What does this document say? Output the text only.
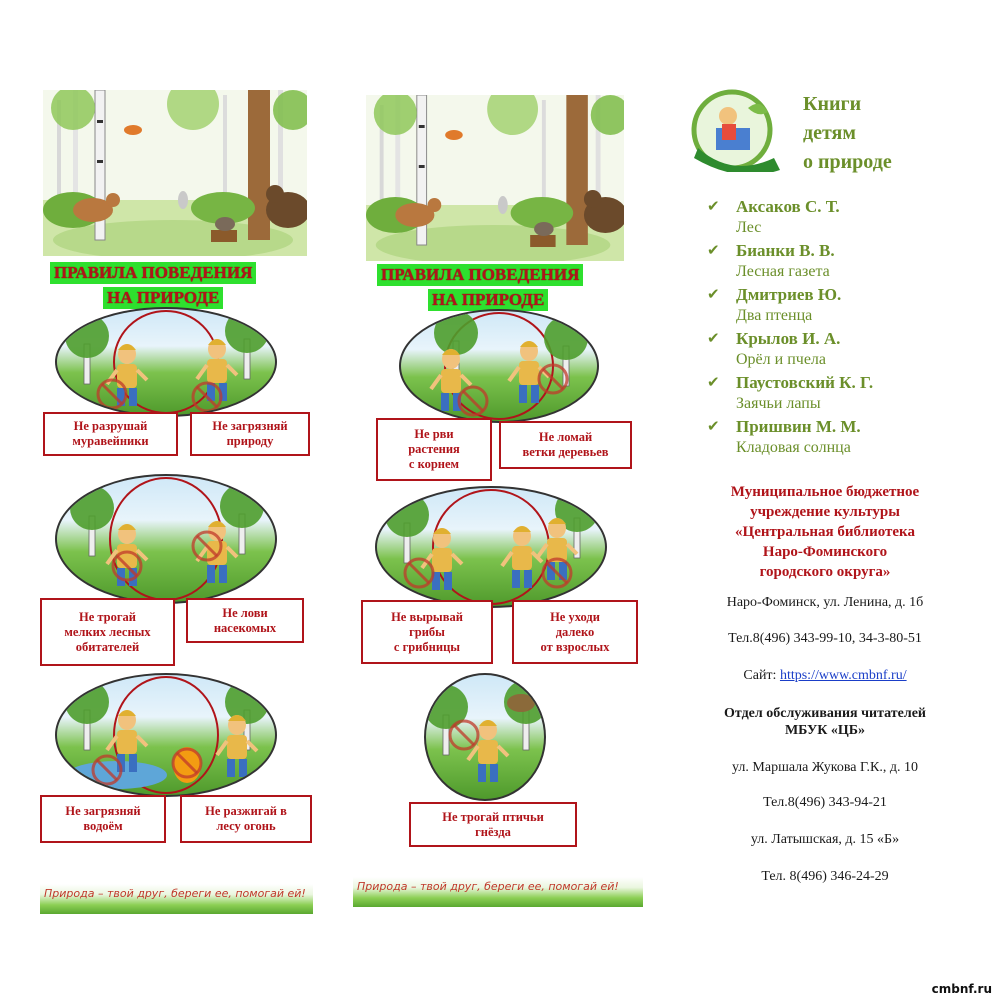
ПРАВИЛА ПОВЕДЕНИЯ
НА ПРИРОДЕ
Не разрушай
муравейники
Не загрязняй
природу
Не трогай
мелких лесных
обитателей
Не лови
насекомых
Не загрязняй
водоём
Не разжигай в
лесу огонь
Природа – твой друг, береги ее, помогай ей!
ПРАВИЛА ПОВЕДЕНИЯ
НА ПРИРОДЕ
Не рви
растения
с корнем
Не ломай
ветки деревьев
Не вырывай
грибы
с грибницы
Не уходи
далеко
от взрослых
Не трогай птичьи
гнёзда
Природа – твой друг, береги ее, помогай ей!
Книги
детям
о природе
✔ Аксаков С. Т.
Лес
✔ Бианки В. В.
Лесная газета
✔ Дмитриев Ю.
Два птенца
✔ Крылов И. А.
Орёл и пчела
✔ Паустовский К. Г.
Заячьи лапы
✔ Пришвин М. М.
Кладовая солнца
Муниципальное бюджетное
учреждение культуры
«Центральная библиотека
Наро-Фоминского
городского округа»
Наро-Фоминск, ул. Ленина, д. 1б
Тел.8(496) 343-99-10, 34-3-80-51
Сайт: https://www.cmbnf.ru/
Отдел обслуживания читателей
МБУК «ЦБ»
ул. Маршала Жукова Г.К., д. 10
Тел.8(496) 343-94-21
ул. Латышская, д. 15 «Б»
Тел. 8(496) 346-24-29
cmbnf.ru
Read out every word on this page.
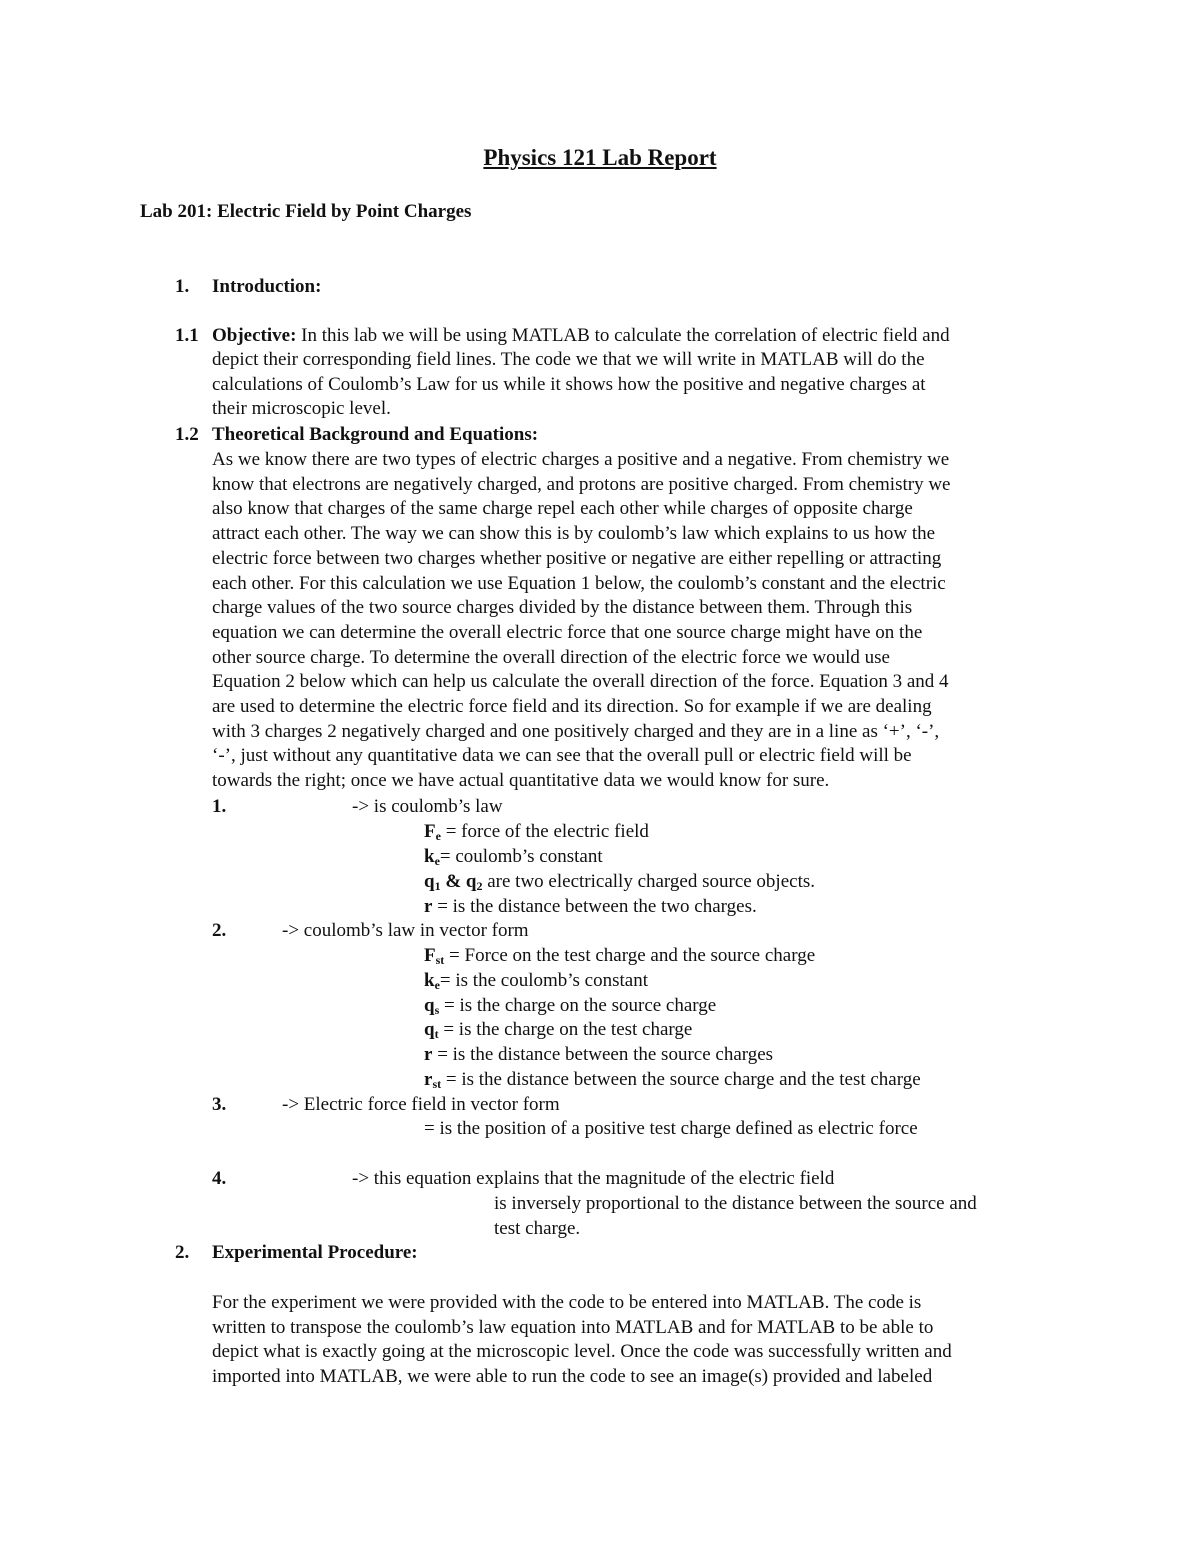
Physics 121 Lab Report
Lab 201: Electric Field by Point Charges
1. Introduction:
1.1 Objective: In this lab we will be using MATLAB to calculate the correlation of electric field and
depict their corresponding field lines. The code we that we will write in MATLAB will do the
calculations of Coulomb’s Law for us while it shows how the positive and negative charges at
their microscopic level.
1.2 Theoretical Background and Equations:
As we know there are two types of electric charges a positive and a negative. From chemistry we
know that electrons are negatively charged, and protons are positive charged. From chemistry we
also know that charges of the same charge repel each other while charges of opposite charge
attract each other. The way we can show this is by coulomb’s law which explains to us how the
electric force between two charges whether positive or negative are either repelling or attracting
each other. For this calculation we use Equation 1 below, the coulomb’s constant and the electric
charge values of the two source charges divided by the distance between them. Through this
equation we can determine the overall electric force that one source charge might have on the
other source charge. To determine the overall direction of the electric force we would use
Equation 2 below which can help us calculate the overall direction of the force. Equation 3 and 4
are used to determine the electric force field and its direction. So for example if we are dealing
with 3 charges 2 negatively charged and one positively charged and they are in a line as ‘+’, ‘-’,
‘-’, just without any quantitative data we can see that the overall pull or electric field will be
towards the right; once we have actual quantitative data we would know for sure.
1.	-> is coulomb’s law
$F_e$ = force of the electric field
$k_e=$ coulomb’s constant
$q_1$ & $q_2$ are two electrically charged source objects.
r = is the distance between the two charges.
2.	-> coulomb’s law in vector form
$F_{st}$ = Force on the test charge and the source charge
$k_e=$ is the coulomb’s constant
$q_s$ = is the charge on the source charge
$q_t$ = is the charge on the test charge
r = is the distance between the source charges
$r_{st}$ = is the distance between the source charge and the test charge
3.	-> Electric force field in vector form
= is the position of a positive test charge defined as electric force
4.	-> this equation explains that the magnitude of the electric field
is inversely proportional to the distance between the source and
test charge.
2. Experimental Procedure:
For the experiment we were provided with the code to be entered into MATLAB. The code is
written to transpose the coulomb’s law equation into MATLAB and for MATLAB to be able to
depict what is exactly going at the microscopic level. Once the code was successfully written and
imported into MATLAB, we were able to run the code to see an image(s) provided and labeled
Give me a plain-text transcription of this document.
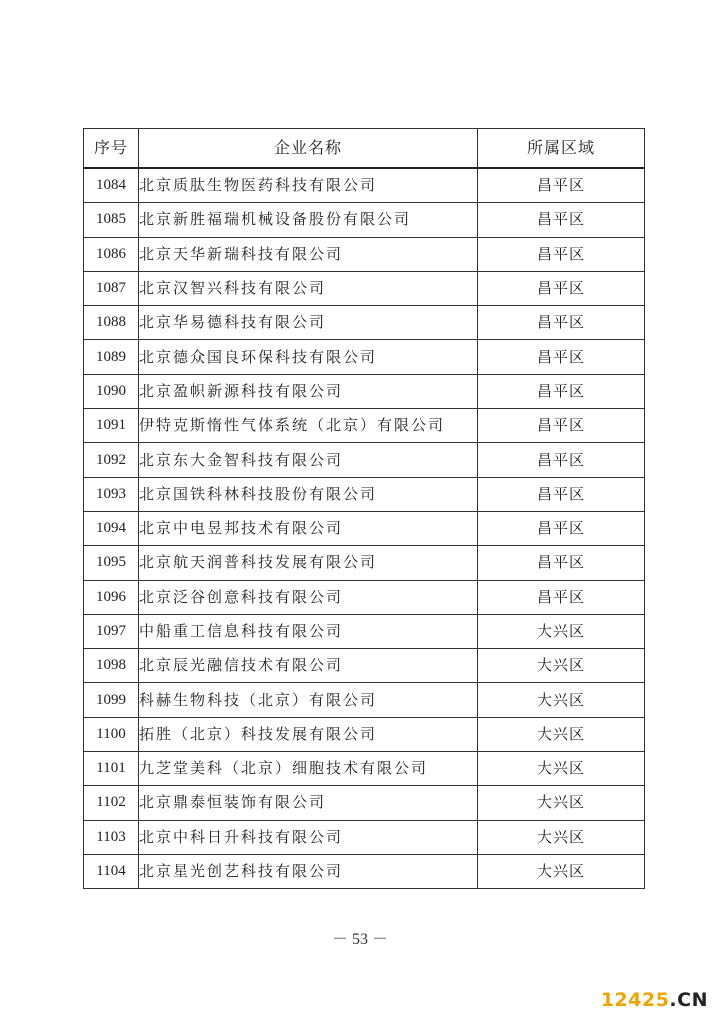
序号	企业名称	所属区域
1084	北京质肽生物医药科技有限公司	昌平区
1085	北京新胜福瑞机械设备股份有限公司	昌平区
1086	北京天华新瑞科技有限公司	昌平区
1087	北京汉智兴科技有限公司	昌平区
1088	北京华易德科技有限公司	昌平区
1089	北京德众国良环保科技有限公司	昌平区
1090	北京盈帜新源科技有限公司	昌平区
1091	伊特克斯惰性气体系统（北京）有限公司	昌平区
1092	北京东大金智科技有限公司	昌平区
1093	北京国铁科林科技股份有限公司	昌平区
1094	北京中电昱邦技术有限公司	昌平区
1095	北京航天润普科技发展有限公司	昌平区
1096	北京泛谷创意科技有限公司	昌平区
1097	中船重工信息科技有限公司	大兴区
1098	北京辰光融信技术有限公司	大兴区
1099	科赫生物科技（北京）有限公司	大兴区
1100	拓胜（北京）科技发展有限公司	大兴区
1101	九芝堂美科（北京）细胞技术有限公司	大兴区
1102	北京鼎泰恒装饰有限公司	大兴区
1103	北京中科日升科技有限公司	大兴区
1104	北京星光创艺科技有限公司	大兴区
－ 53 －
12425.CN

## Exercise
Copy the material above in full and exactly, skipping pictures.

## Result
What does this document say? Output the text only.
ПРАВИЛА ПОВЕДЕНИЯ
НА ПРИРОДЕ
Не разрушай
муравейники
Не загрязняй
природу
Не трогай
мелких лесных
обитателей
Не лови
насекомых
Не загрязняй
водоём
Не разжигай в
лесу огонь
Природа – твой друг, береги ее, помогай ей!
ПРАВИЛА ПОВЕДЕНИЯ
НА ПРИРОДЕ
Не рви
растения
с корнем
Не ломай
ветки деревьев
Не вырывай
грибы
с грибницы
Не уходи
далеко
от взрослых
Не трогай птичьи
гнёзда
Природа – твой друг, береги ее, помогай ей!
Книги
детям
о природе
✔ Аксаков С. Т.
Лес
✔ Бианки В. В.
Лесная газета
✔ Дмитриев Ю.
Два птенца
✔ Крылов И. А.
Орёл и пчела
✔ Паустовский К. Г.
Заячьи лапы
✔ Пришвин М. М.
Кладовая солнца
Муниципальное бюджетное
учреждение культуры
«Центральная библиотека
Наро-Фоминского
городского округа»
Наро-Фоминск, ул. Ленина, д. 1б
Тел.8(496) 343-99-10, 34-3-80-51
Сайт: https://www.cmbnf.ru/
Отдел обслуживания читателей
МБУК «ЦБ»
ул. Маршала Жукова Г.К., д. 10
Тел.8(496) 343-94-21
ул. Латышская, д. 15 «Б»
Тел. 8(496) 346-24-29
cmbnf.ru
Read out every word on this page.
Physics 121 Lab Report
Lab 201: Electric Field by Point Charges
1. Introduction:
1.1 Objective: In this lab we will be using MATLAB to calculate the correlation of electric field and
depict their corresponding field lines. The code we that we will write in MATLAB will do the
calculations of Coulomb’s Law for us while it shows how the positive and negative charges at
their microscopic level.
1.2 Theoretical Background and Equations:
As we know there are two types of electric charges a positive and a negative. From chemistry we
know that electrons are negatively charged, and protons are positive charged. From chemistry we
also know that charges of the same charge repel each other while charges of opposite charge
attract each other. The way we can show this is by coulomb’s law which explains to us how the
electric force between two charges whether positive or negative are either repelling or attracting
each other. For this calculation we use Equation 1 below, the coulomb’s constant and the electric
charge values of the two source charges divided by the distance between them. Through this
equation we can determine the overall electric force that one source charge might have on the
other source charge. To determine the overall direction of the electric force we would use
Equation 2 below which can help us calculate the overall direction of the force. Equation 3 and 4
are used to determine the electric force field and its direction. So for example if we are dealing
with 3 charges 2 negatively charged and one positively charged and they are in a line as ‘+’, ‘-’,
‘-’, just without any quantitative data we can see that the overall pull or electric field will be
towards the right; once we have actual quantitative data we would know for sure.
1.	-> is coulomb’s law
$F_e$ = force of the electric field
$k_e=$ coulomb’s constant
$q_1$ & $q_2$ are two electrically charged source objects.
r = is the distance between the two charges.
2.	-> coulomb’s law in vector form
$F_{st}$ = Force on the test charge and the source charge
$k_e=$ is the coulomb’s constant
$q_s$ = is the charge on the source charge
$q_t$ = is the charge on the test charge
r = is the distance between the source charges
$r_{st}$ = is the distance between the source charge and the test charge
3.	-> Electric force field in vector form
= is the position of a positive test charge defined as electric force
4.	-> this equation explains that the magnitude of the electric field
is inversely proportional to the distance between the source and
test charge.
2. Experimental Procedure:
For the experiment we were provided with the code to be entered into MATLAB. The code is
written to transpose the coulomb’s law equation into MATLAB and for MATLAB to be able to
depict what is exactly going at the microscopic level. Once the code was successfully written and
imported into MATLAB, we were able to run the code to see an image(s) provided and labeled
Give me a plain-text transcription of this document.
序号	企业名称	所属区域
1084	北京质肽生物医药科技有限公司	昌平区
1085	北京新胜福瑞机械设备股份有限公司	昌平区
1086	北京天华新瑞科技有限公司	昌平区
1087	北京汉智兴科技有限公司	昌平区
1088	北京华易德科技有限公司	昌平区
1089	北京德众国良环保科技有限公司	昌平区
1090	北京盈帜新源科技有限公司	昌平区
1091	伊特克斯惰性气体系统（北京）有限公司	昌平区
1092	北京东大金智科技有限公司	昌平区
1093	北京国铁科林科技股份有限公司	昌平区
1094	北京中电昱邦技术有限公司	昌平区
1095	北京航天润普科技发展有限公司	昌平区
1096	北京泛谷创意科技有限公司	昌平区
1097	中船重工信息科技有限公司	大兴区
1098	北京辰光融信技术有限公司	大兴区
1099	科赫生物科技（北京）有限公司	大兴区
1100	拓胜（北京）科技发展有限公司	大兴区
1101	九芝堂美科（北京）细胞技术有限公司	大兴区
1102	北京鼎泰恒装饰有限公司	大兴区
1103	北京中科日升科技有限公司	大兴区
1104	北京星光创艺科技有限公司	大兴区
－ 53 －
12425.CN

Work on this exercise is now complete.